INSTRUCTION. Copy out, from the entries below, each line holding the string "Barbs".

EXERCISE INPUT.
----------------------------------------

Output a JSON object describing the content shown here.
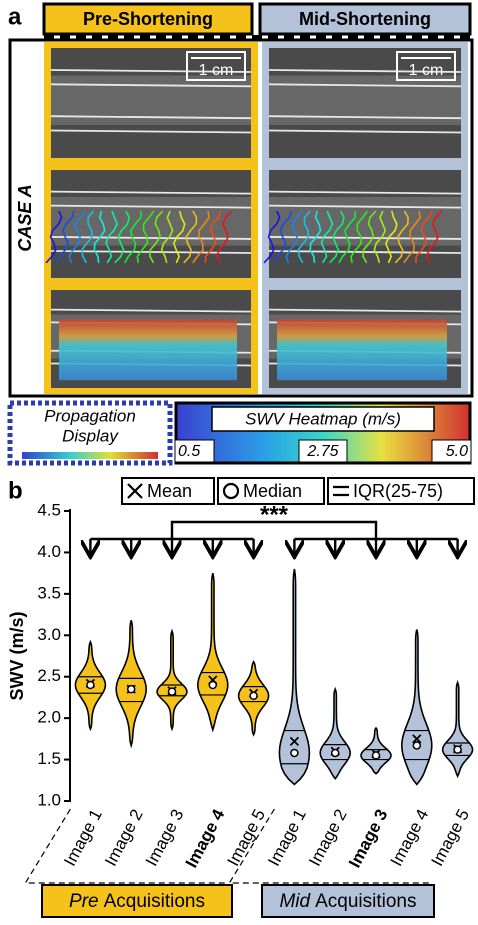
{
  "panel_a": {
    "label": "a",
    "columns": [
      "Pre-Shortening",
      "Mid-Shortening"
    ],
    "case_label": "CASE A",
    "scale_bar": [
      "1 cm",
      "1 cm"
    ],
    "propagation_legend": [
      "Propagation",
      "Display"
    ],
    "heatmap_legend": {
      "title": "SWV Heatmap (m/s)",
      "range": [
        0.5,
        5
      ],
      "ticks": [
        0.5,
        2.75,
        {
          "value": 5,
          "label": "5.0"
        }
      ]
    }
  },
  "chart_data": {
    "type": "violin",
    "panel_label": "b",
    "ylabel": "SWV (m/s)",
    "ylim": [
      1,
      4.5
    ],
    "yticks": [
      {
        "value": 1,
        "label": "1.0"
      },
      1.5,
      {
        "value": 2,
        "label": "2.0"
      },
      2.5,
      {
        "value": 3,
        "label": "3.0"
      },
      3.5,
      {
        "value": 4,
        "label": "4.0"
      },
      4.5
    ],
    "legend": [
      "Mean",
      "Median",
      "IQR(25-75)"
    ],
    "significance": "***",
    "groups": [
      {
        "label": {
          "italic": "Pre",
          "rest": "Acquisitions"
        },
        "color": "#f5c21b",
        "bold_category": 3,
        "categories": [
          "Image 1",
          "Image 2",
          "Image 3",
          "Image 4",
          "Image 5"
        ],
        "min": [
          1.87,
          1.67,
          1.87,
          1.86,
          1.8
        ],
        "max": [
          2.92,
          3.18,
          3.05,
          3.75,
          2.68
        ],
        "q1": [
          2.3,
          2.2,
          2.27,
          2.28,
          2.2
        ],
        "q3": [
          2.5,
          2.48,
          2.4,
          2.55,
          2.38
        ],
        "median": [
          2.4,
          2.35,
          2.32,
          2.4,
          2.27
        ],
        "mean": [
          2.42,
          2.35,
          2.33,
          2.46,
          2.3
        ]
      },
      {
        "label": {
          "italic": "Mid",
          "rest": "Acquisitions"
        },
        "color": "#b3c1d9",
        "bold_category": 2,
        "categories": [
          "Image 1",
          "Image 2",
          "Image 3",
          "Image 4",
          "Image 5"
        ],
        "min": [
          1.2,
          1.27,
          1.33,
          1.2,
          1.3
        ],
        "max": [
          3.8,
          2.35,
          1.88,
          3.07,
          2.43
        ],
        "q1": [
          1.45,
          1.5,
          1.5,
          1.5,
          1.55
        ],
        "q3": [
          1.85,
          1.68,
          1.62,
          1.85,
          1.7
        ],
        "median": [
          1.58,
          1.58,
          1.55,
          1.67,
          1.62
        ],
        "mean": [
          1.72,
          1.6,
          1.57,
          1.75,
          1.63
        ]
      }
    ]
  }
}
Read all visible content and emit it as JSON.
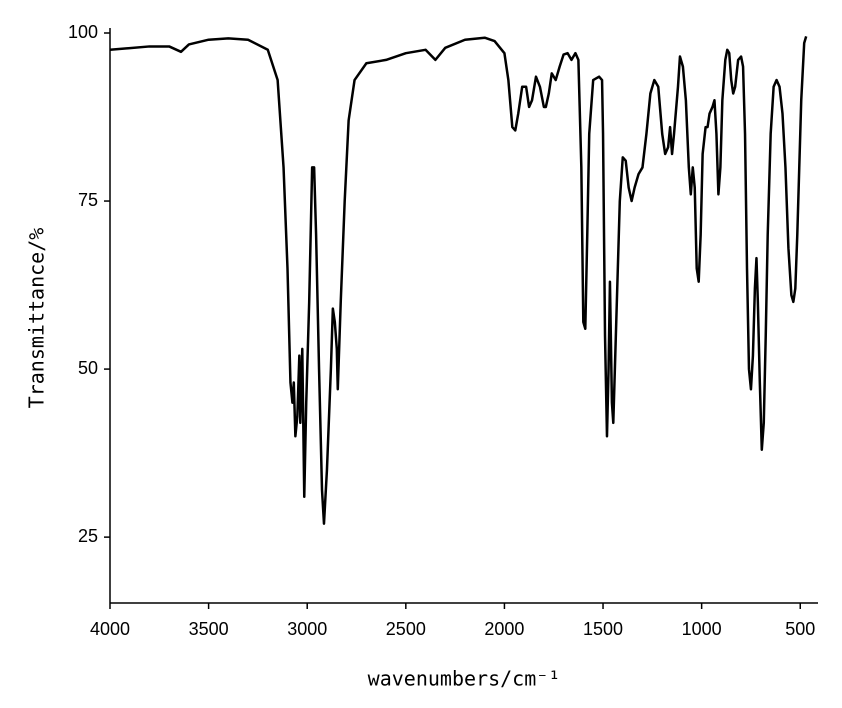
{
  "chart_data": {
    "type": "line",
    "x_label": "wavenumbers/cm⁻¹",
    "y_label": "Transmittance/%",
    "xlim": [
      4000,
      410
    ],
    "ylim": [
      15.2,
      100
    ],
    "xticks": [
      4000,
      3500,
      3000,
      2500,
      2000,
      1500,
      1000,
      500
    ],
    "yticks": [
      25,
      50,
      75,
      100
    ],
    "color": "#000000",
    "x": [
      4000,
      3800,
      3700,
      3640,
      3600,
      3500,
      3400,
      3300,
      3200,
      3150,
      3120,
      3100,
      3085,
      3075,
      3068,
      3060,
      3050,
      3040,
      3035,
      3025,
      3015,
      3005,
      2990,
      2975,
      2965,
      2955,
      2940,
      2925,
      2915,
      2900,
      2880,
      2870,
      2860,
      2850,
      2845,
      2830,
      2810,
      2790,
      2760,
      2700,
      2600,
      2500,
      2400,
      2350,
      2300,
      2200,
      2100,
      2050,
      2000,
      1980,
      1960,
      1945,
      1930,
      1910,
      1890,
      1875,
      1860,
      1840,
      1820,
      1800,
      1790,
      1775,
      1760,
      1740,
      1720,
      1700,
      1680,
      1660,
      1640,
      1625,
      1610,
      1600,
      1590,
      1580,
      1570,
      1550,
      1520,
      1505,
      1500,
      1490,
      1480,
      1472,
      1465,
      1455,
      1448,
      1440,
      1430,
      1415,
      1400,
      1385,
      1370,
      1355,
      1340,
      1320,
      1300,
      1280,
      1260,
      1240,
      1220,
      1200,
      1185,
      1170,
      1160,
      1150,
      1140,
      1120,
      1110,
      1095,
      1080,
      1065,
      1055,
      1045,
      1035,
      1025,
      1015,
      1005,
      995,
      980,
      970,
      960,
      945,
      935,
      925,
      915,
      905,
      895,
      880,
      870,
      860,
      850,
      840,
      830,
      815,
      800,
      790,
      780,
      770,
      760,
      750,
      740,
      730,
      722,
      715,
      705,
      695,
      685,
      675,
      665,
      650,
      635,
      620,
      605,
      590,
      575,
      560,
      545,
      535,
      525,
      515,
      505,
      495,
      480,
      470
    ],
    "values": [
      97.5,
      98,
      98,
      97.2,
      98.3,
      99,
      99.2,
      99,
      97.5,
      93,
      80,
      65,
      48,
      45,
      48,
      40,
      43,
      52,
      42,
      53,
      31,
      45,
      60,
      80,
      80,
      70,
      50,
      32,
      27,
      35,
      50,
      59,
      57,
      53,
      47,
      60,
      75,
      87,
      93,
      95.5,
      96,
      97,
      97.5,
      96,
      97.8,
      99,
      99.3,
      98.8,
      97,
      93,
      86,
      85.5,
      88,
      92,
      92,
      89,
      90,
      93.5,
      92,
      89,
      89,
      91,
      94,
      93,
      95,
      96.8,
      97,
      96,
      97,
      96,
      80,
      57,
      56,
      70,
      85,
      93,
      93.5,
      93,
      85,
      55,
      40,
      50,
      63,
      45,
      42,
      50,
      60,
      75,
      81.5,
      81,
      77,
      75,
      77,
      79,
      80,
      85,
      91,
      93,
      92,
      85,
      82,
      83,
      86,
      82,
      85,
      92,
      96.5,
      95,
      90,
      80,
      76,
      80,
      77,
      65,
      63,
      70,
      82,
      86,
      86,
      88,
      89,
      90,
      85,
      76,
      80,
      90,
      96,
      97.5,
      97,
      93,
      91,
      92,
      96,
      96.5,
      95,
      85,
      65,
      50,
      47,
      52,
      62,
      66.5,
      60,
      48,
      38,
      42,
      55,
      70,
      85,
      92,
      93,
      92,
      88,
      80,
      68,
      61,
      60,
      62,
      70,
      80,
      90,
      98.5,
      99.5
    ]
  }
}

----------------------------------------

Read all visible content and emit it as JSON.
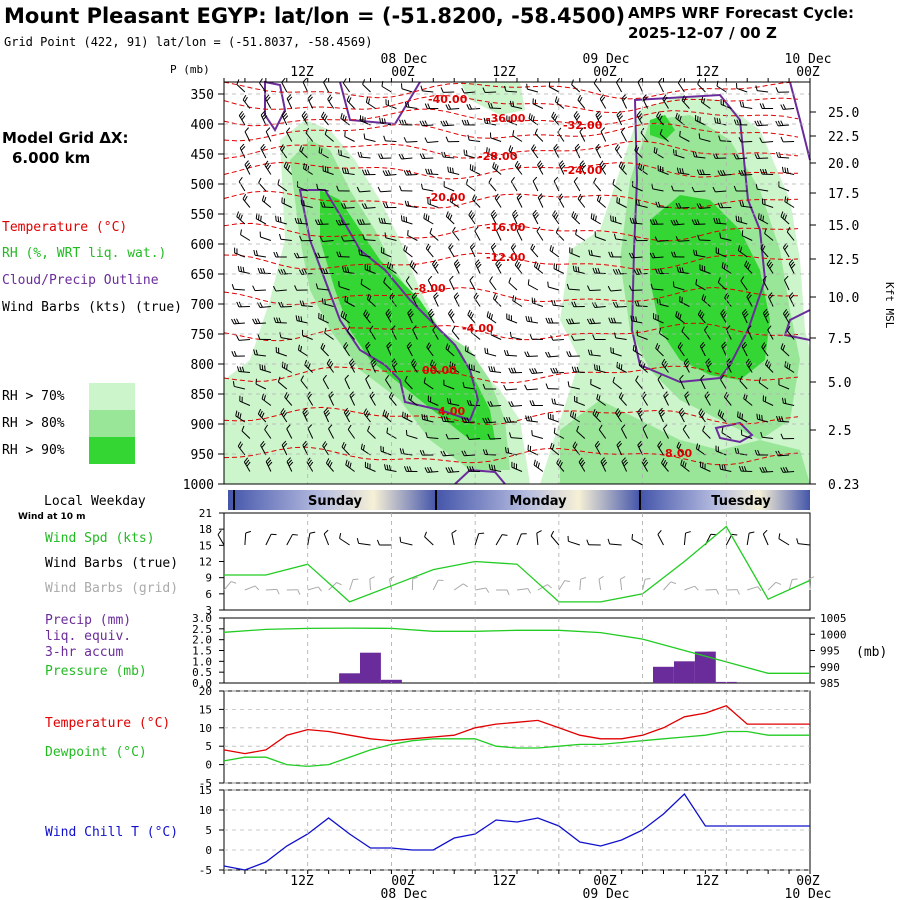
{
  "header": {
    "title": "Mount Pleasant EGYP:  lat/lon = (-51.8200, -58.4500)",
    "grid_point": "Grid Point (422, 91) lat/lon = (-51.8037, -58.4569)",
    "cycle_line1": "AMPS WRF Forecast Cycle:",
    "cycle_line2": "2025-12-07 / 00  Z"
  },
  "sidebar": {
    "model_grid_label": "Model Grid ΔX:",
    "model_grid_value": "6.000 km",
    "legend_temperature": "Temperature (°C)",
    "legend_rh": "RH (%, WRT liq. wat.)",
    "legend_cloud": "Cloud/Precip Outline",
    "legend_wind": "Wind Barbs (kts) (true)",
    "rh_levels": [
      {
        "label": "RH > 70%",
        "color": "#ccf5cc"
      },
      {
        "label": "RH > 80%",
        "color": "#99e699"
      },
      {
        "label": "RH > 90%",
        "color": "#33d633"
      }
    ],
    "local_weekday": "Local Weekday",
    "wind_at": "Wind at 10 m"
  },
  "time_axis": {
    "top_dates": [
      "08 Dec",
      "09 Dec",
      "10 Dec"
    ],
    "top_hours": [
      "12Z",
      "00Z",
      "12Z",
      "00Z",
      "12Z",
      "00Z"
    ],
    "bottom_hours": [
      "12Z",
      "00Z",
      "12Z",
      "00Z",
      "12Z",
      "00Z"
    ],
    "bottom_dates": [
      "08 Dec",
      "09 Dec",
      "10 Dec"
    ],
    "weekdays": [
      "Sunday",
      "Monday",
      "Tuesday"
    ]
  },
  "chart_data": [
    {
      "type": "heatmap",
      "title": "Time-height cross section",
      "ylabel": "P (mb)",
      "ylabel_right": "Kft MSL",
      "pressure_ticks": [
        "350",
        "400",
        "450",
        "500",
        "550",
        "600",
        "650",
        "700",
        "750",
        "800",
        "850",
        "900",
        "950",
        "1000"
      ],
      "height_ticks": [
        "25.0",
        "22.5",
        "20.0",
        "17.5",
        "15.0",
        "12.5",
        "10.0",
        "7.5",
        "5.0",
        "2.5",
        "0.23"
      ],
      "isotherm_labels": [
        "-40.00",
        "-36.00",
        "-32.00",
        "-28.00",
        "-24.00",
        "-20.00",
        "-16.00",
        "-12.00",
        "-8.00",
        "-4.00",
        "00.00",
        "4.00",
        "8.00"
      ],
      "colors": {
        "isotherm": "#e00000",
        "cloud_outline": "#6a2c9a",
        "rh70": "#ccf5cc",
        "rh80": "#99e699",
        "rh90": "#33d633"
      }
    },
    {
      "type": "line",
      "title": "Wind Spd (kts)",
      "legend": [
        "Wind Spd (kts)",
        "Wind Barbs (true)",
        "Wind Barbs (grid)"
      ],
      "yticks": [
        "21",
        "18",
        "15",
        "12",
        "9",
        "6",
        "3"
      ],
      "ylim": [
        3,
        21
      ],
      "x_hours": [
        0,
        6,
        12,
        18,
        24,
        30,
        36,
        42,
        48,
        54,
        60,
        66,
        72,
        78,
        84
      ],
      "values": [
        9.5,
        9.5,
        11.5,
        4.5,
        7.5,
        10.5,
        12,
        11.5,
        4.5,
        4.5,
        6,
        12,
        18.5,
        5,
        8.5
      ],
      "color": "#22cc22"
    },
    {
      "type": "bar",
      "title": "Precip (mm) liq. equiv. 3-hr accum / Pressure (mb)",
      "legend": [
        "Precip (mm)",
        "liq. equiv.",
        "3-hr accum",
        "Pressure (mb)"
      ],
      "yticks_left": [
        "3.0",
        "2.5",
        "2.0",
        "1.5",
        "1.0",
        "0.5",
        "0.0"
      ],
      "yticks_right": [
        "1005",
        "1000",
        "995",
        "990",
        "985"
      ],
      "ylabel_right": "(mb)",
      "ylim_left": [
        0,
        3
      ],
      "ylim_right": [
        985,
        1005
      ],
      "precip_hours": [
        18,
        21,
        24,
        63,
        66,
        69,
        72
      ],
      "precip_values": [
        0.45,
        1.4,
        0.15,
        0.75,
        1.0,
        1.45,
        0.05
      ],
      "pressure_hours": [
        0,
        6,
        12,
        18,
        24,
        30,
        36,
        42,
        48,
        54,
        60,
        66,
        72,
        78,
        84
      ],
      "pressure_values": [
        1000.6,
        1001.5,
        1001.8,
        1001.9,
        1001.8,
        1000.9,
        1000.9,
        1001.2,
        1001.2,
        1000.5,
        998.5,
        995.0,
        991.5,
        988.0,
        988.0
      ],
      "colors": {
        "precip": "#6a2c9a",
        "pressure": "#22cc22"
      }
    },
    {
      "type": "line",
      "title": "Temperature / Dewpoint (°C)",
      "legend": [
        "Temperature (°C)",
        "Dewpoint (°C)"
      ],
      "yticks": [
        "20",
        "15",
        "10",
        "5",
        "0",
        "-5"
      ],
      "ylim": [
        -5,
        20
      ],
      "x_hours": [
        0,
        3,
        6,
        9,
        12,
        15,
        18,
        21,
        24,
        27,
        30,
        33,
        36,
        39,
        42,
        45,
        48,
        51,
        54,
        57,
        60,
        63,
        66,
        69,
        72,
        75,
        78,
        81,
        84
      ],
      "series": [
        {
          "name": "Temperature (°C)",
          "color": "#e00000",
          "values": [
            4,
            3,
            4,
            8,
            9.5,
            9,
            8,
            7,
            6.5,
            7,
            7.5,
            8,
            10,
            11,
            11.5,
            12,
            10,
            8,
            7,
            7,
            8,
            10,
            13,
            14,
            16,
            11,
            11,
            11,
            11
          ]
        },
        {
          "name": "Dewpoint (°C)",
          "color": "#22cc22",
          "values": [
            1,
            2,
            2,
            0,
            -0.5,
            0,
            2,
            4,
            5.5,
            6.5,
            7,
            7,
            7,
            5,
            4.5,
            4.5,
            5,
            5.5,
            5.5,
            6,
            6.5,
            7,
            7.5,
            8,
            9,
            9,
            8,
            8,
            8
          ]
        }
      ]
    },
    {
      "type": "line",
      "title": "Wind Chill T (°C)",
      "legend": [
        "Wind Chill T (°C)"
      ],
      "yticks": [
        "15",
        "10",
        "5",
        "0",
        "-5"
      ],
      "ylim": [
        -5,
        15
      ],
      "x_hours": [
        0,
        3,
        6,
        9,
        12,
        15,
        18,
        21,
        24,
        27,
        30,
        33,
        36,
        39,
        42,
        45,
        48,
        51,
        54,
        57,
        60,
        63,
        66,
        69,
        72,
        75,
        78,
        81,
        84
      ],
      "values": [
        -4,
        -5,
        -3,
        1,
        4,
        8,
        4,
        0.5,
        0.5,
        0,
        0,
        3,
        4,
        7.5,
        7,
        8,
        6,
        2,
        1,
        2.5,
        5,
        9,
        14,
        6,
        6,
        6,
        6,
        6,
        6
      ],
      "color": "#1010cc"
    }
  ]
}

----------------------------------------

THE ANSWER.
    "legend_wind": "Wind Barbs (kts) (true)",
        "Wind Barbs (true)",
        "Wind Barbs (grid)"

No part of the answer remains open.